##### RAW RECORDS

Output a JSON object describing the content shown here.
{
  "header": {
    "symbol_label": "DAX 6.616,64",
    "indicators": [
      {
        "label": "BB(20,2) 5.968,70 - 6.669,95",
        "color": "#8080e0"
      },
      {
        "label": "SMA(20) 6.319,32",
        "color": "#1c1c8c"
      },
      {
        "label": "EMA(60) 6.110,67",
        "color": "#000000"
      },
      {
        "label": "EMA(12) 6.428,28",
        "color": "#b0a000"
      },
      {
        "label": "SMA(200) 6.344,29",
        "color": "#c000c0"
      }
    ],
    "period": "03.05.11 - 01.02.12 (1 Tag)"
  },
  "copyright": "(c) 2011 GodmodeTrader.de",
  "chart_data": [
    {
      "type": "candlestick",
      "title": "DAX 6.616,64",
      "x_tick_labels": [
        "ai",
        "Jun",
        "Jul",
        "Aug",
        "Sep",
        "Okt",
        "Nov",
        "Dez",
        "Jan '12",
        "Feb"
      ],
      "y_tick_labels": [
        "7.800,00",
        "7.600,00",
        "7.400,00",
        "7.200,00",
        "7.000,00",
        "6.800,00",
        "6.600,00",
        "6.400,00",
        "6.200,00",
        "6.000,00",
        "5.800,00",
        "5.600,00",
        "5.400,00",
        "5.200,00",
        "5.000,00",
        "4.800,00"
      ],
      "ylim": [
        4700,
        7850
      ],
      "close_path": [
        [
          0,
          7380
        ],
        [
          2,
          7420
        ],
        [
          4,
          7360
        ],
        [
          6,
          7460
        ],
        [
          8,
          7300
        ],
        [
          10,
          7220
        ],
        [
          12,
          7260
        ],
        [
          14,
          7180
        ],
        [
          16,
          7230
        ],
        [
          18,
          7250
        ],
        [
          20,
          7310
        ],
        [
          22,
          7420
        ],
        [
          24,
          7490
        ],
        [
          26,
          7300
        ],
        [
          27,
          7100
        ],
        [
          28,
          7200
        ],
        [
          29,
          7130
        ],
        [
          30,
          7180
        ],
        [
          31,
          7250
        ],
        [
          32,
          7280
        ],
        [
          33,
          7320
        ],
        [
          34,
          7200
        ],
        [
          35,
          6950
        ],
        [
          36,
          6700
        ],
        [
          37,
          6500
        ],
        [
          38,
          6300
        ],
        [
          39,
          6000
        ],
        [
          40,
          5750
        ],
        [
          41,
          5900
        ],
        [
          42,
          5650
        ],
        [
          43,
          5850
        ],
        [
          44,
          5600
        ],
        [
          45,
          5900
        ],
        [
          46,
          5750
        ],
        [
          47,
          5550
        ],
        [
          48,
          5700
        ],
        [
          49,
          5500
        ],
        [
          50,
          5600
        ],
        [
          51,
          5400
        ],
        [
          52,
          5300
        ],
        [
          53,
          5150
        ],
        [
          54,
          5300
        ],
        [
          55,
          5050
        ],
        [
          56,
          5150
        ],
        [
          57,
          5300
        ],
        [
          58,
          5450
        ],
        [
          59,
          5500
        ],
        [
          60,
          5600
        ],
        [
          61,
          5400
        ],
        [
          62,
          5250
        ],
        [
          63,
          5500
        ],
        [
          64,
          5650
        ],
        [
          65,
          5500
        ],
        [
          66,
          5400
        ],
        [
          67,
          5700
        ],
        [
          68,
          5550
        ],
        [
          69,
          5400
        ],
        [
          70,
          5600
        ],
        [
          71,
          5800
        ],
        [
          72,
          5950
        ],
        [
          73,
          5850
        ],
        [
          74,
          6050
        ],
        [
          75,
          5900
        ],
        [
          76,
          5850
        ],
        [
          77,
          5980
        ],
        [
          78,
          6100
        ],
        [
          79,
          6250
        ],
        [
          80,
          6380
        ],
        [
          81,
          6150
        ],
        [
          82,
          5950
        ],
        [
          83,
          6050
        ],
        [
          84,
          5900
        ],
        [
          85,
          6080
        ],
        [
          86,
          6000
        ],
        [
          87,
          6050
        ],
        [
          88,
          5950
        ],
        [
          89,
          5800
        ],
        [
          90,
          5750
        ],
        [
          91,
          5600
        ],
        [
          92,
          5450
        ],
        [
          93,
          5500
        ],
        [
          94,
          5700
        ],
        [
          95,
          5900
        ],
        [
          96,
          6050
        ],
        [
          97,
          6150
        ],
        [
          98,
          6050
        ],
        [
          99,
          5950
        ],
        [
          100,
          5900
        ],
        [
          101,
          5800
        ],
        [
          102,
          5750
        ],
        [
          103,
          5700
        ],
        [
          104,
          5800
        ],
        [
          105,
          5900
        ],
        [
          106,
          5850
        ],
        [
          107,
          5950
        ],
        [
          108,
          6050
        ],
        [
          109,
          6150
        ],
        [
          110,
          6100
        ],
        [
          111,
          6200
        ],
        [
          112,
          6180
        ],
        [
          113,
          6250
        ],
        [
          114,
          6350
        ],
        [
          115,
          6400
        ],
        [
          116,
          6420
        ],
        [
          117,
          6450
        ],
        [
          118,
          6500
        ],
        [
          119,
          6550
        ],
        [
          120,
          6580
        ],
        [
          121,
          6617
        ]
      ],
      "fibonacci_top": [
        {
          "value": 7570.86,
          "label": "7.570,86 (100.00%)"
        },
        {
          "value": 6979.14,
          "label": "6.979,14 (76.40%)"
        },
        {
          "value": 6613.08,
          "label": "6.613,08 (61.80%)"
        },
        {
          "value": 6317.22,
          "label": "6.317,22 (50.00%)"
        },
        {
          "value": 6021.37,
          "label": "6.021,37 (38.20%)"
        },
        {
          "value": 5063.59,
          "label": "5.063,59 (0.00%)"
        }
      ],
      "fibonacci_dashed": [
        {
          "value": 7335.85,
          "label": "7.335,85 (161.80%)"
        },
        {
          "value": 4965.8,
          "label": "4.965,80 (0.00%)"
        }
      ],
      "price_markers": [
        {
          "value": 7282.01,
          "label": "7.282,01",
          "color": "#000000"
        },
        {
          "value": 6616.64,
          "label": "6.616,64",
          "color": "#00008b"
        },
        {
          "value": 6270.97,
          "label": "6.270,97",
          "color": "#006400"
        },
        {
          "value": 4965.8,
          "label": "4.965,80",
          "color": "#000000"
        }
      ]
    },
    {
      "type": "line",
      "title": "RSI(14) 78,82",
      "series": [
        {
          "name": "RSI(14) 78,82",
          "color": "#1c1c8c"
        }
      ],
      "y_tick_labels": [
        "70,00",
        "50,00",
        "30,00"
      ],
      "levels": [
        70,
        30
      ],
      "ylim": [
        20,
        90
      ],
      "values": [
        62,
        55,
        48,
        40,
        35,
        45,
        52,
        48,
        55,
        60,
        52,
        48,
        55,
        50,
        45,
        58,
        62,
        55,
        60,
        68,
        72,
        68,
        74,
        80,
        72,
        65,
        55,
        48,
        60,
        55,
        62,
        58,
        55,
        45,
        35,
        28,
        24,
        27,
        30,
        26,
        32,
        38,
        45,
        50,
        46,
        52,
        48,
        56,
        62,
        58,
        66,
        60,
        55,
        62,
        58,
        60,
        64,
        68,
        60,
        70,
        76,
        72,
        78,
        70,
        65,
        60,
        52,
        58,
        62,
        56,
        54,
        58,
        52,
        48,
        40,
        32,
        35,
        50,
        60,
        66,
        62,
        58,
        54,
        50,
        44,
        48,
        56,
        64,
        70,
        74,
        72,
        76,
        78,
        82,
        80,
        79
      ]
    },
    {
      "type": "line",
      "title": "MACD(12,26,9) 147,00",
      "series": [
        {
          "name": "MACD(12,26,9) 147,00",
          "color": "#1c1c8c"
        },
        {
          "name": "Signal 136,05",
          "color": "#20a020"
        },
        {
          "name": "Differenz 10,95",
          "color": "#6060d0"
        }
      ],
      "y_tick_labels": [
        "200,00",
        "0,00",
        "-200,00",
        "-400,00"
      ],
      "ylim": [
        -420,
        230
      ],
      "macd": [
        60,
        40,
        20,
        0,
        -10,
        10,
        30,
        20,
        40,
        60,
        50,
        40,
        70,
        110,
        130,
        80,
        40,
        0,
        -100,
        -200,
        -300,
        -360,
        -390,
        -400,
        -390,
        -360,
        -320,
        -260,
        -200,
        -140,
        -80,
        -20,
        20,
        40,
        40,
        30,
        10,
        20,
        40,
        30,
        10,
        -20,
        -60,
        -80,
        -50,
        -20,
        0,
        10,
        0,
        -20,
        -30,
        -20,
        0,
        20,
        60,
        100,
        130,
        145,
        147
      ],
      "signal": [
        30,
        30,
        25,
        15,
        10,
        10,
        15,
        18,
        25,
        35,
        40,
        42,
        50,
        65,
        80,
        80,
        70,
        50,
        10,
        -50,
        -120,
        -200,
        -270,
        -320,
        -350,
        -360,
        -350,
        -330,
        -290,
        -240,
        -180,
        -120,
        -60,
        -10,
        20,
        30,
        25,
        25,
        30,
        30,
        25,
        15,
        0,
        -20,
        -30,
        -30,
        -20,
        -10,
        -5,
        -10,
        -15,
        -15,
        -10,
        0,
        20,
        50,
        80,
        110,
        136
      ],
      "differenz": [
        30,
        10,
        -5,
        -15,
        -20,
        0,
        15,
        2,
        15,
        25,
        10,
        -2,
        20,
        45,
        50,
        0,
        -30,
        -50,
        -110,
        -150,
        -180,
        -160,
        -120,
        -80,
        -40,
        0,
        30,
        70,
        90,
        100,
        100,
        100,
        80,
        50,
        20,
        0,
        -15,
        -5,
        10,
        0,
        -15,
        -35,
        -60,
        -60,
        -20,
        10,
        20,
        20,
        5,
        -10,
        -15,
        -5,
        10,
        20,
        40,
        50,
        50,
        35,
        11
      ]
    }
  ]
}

##########

- _GOAL OF THE EXERCISE_
In the records above, find the lines containing "name" and copy them.

- _TASK ANSWER_
          "name": "RSI(14) 78,82",
          "name": "MACD(12,26,9) 147,00",
          "name": "Signal 136,05",
          "name": "Differenz 10,95",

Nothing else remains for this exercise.